Collected data entries
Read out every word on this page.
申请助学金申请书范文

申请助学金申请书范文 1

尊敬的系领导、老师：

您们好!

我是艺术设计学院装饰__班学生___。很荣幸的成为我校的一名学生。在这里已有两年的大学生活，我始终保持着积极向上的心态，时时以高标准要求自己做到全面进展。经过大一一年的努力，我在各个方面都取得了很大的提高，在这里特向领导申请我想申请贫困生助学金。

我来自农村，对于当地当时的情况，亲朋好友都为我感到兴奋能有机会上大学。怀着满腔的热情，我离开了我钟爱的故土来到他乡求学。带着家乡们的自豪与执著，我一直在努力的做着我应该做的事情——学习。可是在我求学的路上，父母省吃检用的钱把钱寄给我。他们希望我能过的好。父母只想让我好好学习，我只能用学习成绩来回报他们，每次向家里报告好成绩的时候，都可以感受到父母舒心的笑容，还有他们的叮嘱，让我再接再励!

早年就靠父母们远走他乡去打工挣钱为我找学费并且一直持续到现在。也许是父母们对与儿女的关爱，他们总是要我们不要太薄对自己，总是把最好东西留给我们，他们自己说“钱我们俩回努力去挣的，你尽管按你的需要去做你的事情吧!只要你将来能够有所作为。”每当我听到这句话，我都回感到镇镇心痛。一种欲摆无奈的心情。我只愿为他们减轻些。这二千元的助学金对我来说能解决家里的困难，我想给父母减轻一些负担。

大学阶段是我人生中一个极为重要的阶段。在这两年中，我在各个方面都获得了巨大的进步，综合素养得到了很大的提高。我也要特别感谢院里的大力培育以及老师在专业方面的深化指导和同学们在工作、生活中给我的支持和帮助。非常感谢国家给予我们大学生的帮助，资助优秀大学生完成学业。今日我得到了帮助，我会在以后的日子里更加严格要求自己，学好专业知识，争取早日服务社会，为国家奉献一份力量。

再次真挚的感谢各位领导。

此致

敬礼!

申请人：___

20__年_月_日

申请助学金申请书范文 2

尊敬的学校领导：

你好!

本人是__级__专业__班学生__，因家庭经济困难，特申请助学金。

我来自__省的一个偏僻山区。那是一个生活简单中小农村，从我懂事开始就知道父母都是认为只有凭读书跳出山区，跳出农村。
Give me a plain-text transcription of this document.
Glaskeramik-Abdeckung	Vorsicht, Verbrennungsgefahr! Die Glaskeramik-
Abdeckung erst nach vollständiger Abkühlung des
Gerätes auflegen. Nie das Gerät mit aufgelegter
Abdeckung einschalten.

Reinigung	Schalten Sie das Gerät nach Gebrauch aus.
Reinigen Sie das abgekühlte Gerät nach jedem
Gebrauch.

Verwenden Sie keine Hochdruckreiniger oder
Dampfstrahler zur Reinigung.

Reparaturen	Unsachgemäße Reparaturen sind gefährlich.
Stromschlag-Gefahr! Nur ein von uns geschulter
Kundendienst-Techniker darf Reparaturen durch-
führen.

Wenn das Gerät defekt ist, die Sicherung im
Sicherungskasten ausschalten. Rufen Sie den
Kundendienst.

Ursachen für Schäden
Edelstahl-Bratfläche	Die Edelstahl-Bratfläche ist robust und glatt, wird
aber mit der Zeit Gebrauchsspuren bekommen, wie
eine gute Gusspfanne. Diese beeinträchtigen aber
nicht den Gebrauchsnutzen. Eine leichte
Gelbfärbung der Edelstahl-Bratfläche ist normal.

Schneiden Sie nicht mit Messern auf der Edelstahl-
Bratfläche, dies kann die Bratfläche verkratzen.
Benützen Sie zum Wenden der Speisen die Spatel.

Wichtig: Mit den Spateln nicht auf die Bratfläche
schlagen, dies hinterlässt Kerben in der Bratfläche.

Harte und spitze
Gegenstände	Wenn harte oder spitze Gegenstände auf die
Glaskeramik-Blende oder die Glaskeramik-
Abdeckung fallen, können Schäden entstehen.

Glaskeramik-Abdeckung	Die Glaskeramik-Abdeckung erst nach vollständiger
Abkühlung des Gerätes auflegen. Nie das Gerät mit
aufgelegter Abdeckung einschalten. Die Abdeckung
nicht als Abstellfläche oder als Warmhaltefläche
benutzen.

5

> _Exercise objective_
Pull out every line above that holds the word "vollständiger".

> _Written solution_
Abdeckung erst nach vollständiger Abkühlung des
Glaskeramik-Abdeckung	Die Glaskeramik-Abdeckung erst nach vollständiger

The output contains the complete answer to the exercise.